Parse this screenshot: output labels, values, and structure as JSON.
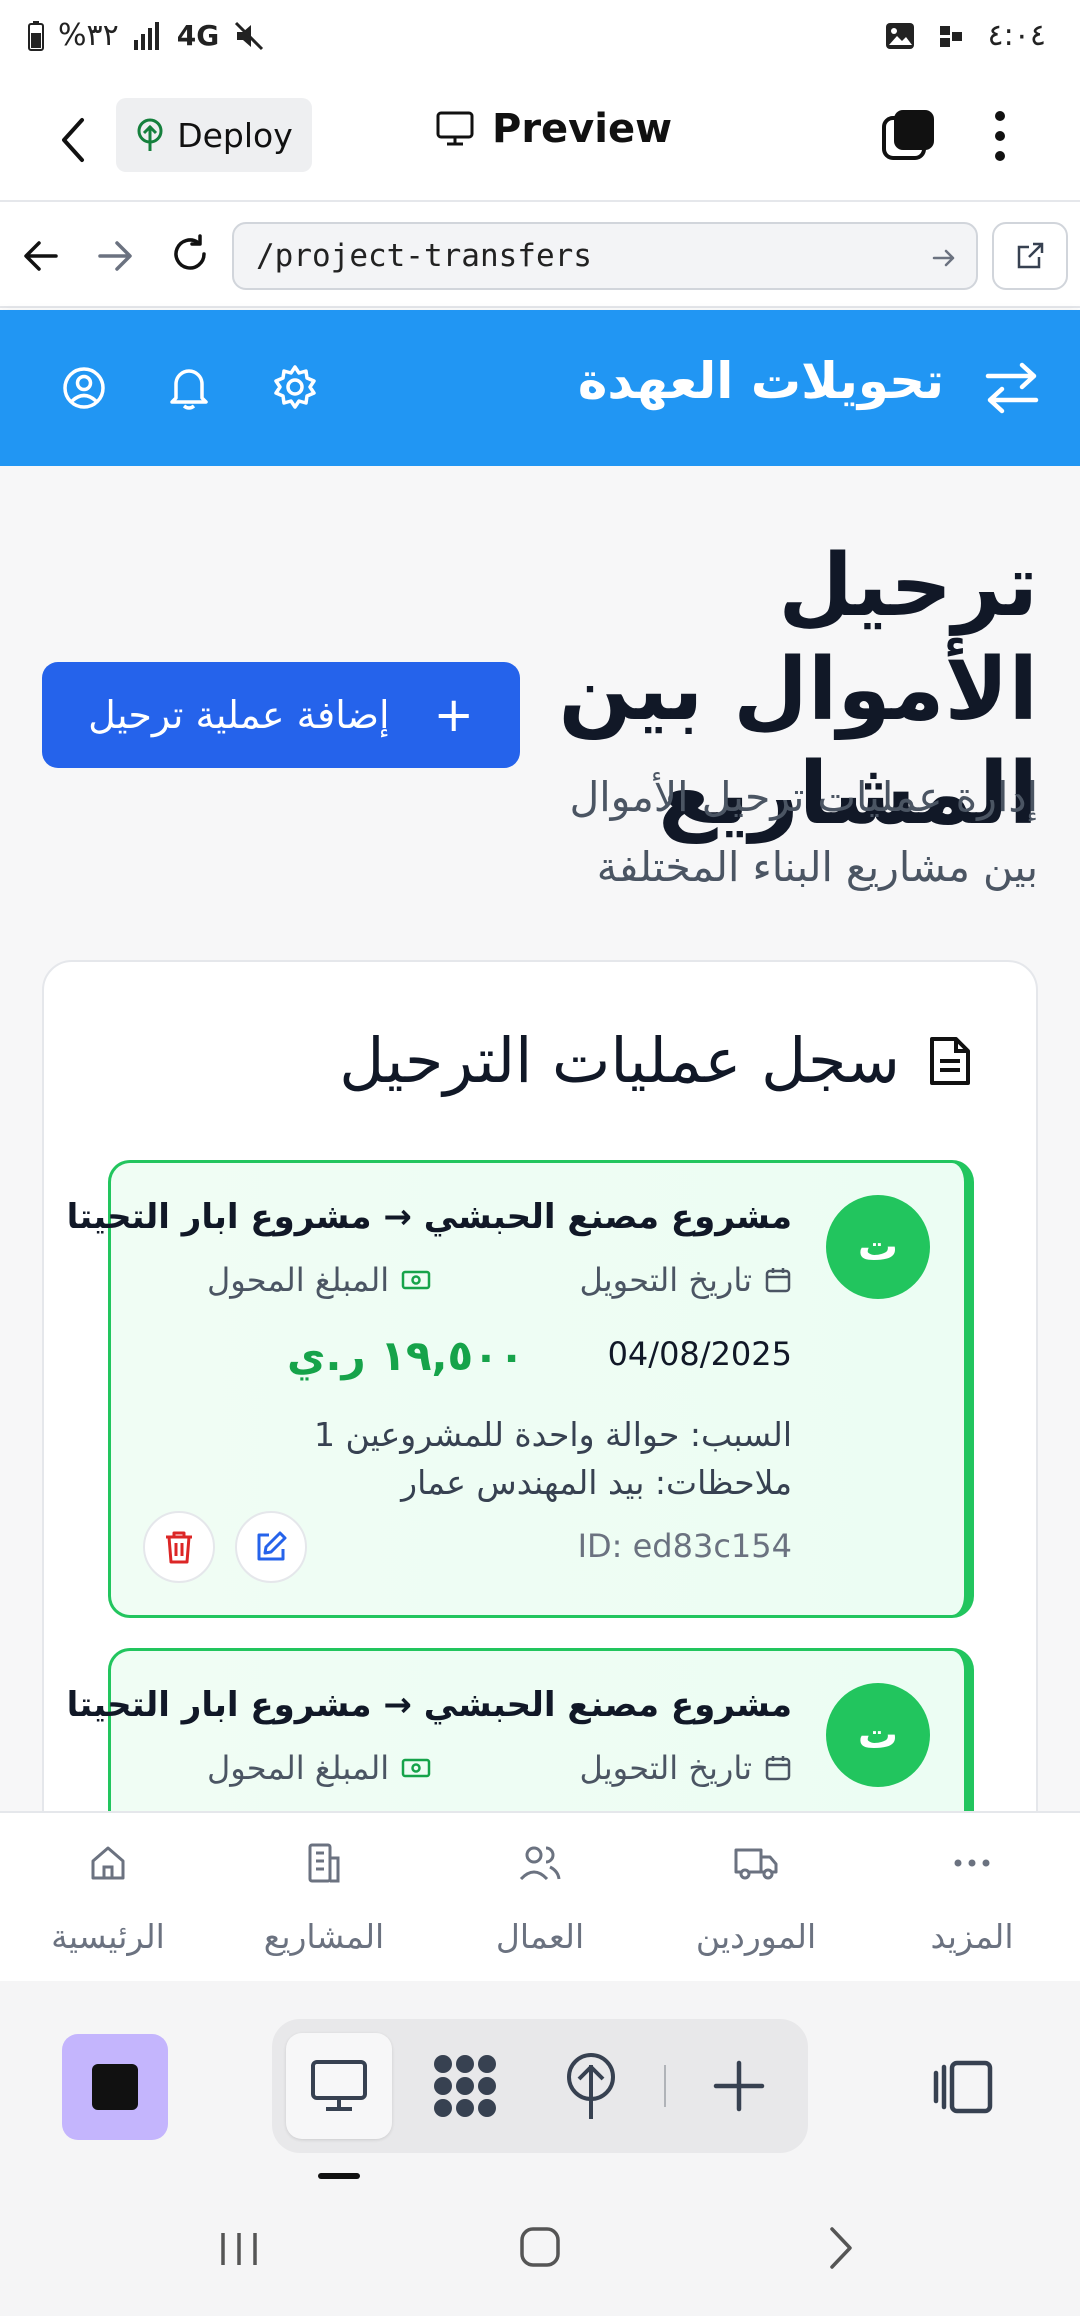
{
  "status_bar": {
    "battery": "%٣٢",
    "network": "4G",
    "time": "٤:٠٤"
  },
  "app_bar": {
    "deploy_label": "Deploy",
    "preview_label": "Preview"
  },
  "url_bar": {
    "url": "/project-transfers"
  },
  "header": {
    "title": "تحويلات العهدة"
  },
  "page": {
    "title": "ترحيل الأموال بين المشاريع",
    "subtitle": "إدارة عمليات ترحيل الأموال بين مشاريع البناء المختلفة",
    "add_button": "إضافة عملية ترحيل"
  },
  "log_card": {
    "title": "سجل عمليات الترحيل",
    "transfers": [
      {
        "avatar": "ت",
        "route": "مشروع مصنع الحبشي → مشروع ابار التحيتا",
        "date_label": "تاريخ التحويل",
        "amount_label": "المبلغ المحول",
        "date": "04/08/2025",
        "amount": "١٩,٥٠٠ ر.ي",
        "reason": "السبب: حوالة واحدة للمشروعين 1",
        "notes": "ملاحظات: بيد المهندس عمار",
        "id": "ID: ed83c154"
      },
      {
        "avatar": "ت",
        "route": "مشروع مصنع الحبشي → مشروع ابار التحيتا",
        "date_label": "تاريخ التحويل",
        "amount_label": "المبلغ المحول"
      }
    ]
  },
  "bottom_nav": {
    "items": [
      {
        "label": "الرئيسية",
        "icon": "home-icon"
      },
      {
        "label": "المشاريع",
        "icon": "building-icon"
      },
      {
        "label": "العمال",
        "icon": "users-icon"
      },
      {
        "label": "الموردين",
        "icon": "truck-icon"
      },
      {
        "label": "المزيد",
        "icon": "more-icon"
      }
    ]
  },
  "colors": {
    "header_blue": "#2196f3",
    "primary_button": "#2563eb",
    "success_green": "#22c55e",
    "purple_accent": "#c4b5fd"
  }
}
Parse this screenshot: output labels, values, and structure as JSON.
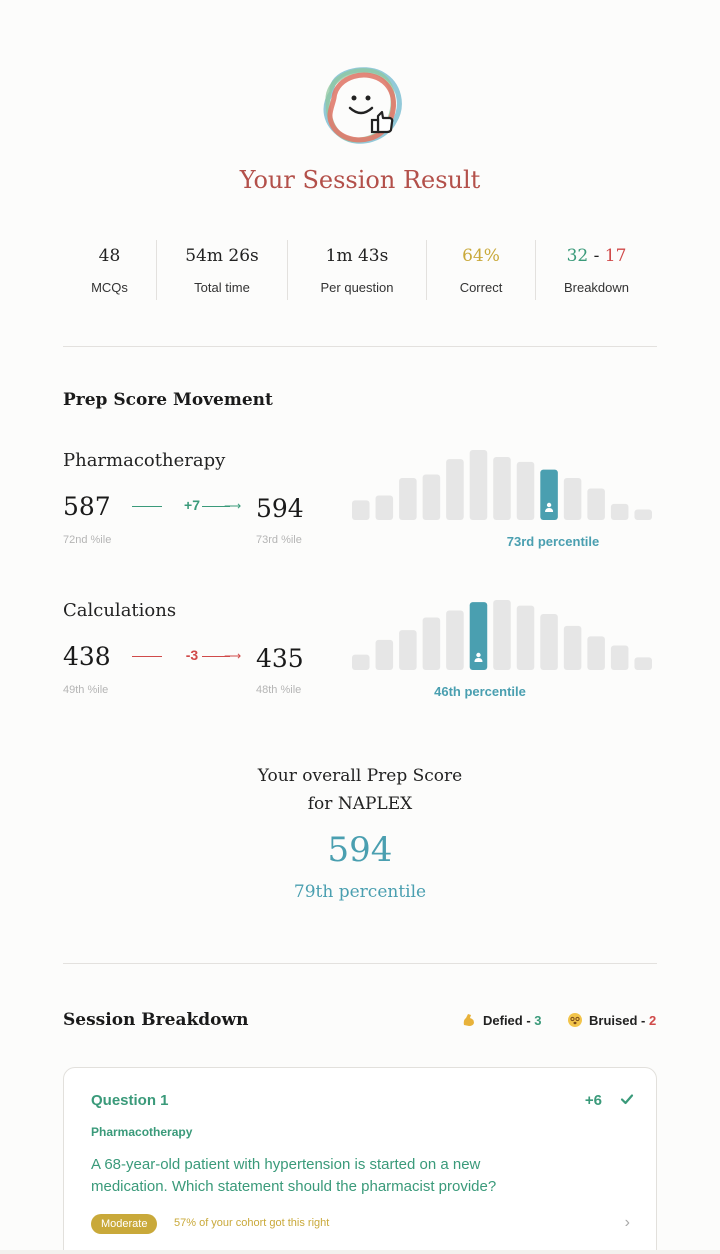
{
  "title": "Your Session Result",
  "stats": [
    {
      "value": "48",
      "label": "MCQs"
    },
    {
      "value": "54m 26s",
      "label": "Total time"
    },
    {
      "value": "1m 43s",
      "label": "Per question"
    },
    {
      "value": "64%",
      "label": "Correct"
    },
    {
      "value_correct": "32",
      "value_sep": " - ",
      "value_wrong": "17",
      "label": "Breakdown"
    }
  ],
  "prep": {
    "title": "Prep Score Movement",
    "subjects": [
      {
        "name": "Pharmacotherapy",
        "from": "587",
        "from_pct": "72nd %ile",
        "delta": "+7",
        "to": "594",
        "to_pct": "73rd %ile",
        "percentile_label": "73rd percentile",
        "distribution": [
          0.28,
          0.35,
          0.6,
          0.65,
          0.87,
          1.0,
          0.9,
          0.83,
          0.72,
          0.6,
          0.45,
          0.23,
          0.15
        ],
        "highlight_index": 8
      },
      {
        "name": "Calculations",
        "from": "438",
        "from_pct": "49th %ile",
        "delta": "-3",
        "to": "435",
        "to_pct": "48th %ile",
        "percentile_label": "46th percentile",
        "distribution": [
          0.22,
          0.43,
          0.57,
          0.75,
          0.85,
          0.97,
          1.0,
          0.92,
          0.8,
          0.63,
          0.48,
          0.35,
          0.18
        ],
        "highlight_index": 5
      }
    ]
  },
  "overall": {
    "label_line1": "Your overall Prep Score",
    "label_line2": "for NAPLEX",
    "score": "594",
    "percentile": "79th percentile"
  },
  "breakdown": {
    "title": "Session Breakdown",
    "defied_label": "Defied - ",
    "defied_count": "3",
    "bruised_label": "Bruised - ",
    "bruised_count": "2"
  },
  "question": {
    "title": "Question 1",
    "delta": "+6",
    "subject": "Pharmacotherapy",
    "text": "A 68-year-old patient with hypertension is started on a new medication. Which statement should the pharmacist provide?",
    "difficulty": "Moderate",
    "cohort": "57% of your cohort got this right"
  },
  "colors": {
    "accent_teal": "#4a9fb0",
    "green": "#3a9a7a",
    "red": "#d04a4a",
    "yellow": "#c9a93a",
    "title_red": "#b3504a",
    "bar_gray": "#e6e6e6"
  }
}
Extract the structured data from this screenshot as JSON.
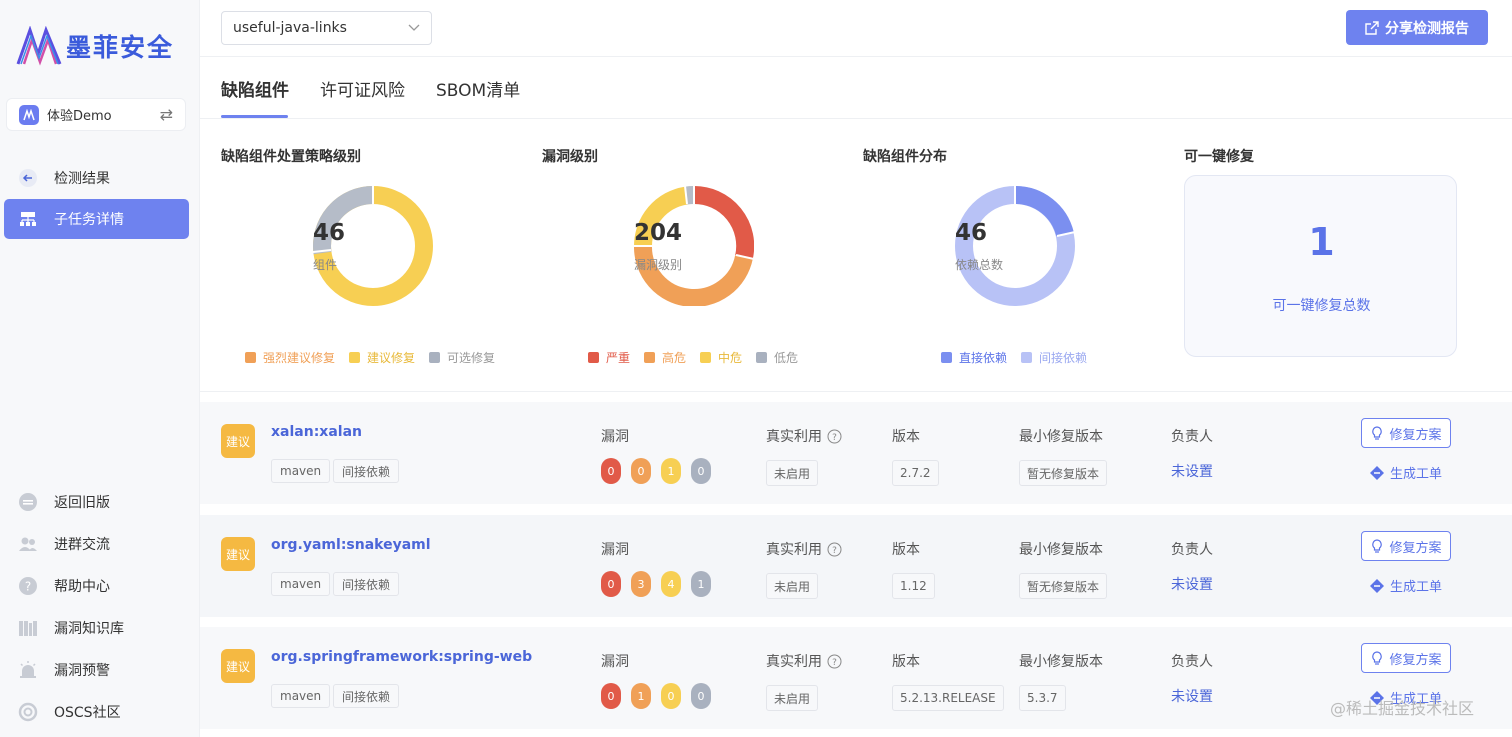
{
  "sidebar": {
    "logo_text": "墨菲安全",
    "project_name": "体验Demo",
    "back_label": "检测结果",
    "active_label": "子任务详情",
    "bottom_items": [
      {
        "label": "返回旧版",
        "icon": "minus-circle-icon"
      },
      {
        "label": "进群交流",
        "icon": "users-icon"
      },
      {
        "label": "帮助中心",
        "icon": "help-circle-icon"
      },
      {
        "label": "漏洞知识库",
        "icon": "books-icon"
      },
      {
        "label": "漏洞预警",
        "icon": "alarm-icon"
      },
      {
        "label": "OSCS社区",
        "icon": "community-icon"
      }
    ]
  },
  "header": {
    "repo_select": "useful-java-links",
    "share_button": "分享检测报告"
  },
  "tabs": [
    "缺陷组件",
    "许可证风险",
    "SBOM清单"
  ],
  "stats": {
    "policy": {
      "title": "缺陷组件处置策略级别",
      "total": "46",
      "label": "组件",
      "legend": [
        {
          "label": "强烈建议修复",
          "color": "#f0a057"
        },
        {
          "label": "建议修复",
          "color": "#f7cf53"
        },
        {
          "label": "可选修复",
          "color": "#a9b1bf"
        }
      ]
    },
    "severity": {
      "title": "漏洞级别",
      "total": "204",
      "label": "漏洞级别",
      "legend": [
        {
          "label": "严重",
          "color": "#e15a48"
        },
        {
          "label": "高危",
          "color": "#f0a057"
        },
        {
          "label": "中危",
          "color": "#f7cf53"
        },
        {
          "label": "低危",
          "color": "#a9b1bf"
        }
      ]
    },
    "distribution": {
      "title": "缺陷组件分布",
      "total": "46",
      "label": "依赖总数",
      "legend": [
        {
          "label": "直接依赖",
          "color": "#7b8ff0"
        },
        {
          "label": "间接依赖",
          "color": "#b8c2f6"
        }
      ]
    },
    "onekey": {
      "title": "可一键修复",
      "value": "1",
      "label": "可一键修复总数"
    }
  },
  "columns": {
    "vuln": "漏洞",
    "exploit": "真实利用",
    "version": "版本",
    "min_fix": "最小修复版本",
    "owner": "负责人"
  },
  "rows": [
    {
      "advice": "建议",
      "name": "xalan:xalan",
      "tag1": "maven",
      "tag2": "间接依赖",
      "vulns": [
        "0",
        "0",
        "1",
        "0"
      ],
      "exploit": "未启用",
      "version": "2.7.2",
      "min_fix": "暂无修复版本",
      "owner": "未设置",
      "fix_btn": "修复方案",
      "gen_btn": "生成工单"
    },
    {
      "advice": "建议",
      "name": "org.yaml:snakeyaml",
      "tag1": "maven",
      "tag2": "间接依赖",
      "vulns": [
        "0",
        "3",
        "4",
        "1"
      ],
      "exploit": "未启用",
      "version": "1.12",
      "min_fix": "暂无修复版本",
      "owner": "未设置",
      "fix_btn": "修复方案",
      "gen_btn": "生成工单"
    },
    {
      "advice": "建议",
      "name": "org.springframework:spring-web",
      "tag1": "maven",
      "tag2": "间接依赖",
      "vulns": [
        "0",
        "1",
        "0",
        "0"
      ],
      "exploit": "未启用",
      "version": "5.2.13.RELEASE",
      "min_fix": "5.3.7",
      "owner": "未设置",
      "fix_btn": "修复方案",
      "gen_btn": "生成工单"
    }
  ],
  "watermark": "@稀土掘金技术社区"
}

> [Task description] In the entries above, find each line with the string "icon" and copy it.

> [Written answer]
        "icon": "home-icon"
        "icon": "building-icon"
        "icon": "users-icon"
        "icon": "truck-icon"
        "icon": "more-icon"
        "icon": "minus-circle-icon"
        "icon": "users-icon"
        "icon": "help-circle-icon"
        "icon": "books-icon"
        "icon": "alarm-icon"
        "icon": "community-icon"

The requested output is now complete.